**Task statement**
Work out how many lines of the material below contain the string "count", treating uppercase and lowercase as different. Reply with the number alone.

— START OF Input data —

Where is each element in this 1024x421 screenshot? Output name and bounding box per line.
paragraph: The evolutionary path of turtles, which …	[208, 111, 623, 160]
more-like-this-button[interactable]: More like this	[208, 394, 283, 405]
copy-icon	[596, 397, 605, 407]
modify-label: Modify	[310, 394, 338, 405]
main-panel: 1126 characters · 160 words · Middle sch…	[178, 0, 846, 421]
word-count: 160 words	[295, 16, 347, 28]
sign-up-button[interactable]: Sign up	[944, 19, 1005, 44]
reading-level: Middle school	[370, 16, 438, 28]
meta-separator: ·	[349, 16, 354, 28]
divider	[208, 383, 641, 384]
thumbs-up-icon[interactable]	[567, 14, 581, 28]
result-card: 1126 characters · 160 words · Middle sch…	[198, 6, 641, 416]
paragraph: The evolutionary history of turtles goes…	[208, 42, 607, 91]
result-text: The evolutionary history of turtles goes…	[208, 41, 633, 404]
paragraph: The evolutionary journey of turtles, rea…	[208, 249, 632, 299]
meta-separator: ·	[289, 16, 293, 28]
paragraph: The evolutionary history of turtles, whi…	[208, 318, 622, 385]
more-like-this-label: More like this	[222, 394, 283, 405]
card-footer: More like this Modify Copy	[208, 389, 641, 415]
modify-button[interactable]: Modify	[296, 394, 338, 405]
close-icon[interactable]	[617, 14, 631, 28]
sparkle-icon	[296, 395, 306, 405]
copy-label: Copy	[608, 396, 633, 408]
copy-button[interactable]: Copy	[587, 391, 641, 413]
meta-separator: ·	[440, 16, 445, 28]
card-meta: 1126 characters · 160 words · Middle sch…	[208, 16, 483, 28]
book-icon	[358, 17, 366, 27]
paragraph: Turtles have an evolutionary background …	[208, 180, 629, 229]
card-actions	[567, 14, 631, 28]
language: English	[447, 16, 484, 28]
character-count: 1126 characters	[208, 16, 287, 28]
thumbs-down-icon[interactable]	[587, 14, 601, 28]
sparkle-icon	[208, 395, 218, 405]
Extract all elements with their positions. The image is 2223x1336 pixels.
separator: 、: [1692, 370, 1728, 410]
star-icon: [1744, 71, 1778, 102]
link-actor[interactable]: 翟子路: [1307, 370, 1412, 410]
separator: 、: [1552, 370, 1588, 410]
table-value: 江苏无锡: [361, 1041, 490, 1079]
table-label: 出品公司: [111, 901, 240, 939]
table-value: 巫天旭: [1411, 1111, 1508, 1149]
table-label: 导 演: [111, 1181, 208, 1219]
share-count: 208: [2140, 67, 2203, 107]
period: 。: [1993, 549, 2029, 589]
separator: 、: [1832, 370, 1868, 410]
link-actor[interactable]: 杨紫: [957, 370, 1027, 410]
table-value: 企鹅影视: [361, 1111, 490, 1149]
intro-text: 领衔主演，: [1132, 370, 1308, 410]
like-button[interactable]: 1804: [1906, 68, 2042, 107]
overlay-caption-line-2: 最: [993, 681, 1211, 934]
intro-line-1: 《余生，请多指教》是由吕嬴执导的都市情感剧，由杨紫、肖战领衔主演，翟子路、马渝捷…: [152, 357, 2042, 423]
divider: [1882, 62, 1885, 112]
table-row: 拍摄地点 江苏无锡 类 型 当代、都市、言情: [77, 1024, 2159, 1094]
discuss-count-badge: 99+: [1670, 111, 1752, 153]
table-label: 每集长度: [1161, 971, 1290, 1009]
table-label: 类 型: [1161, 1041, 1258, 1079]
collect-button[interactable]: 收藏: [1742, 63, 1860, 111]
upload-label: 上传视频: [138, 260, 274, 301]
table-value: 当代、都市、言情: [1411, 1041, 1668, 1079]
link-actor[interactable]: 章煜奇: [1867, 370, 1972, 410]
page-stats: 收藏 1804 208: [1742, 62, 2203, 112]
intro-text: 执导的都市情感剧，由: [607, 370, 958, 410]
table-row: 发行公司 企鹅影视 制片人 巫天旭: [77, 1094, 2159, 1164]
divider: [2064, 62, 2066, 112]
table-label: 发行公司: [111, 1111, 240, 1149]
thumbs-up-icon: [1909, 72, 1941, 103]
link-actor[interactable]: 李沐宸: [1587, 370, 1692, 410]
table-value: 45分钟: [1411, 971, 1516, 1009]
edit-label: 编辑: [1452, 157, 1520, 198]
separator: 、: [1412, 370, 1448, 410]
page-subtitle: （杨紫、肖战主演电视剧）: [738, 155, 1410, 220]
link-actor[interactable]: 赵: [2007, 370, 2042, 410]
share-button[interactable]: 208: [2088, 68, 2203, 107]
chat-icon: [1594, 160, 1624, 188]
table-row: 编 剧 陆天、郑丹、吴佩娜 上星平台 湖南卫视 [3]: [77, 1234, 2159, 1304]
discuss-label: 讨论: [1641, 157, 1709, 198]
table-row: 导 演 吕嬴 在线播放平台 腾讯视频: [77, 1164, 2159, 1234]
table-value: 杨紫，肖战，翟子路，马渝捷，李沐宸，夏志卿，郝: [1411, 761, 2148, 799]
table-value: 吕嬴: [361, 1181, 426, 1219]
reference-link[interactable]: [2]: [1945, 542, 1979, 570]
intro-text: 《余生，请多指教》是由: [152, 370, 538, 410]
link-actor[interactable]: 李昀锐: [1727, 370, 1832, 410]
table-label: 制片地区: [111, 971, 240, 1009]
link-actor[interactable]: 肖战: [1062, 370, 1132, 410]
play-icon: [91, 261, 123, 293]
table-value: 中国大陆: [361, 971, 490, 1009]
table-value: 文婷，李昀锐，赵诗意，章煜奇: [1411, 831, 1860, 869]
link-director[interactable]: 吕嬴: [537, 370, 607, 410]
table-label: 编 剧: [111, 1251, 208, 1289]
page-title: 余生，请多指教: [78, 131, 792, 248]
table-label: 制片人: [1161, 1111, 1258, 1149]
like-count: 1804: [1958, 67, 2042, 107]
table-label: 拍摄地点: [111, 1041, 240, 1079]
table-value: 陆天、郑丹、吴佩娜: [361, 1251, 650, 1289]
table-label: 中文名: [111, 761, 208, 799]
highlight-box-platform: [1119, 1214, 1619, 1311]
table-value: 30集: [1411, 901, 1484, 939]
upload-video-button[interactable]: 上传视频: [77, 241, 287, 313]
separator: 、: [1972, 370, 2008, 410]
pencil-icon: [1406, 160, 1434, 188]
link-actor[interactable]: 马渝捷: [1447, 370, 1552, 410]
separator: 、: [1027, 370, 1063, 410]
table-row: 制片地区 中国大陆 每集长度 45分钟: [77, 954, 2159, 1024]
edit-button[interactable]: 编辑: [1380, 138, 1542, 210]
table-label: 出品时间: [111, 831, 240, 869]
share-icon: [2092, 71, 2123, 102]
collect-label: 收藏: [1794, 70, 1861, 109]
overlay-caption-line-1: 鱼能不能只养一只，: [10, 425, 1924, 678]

— END OF Input data —

**Reply to the task**
5